# What you are asked to do
Read the lines below. Copy out any that hold the string "计划日限额".
*** Given records ***
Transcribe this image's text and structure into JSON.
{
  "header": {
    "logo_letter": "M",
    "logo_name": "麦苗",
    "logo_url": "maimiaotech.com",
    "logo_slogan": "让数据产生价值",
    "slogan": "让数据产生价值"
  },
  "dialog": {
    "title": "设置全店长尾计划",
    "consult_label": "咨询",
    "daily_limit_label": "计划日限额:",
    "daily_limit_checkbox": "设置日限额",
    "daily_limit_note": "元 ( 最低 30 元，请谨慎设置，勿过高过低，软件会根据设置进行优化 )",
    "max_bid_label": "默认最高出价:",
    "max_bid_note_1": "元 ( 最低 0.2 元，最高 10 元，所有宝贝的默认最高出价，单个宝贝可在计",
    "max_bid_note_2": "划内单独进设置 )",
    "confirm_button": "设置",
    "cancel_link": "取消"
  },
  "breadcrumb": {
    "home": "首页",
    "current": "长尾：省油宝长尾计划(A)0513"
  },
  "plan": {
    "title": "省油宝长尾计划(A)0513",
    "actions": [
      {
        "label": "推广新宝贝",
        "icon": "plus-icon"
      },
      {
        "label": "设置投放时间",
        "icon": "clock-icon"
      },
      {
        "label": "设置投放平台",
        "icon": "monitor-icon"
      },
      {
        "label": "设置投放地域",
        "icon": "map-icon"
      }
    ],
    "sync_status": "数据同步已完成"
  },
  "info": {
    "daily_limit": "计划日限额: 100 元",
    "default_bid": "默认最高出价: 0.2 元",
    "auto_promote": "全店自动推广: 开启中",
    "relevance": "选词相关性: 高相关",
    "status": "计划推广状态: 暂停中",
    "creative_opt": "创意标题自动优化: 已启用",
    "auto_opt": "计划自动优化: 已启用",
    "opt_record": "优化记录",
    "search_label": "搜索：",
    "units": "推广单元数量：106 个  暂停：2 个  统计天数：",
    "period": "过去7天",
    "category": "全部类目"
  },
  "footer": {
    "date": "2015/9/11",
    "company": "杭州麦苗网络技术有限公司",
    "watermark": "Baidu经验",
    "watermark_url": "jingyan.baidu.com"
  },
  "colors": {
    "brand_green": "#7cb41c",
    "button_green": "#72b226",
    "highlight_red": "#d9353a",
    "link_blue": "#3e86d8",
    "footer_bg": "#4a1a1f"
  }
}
***
# Finished exercise
    "daily_limit_label": "计划日限额:",
    "daily_limit": "计划日限额: 100 元",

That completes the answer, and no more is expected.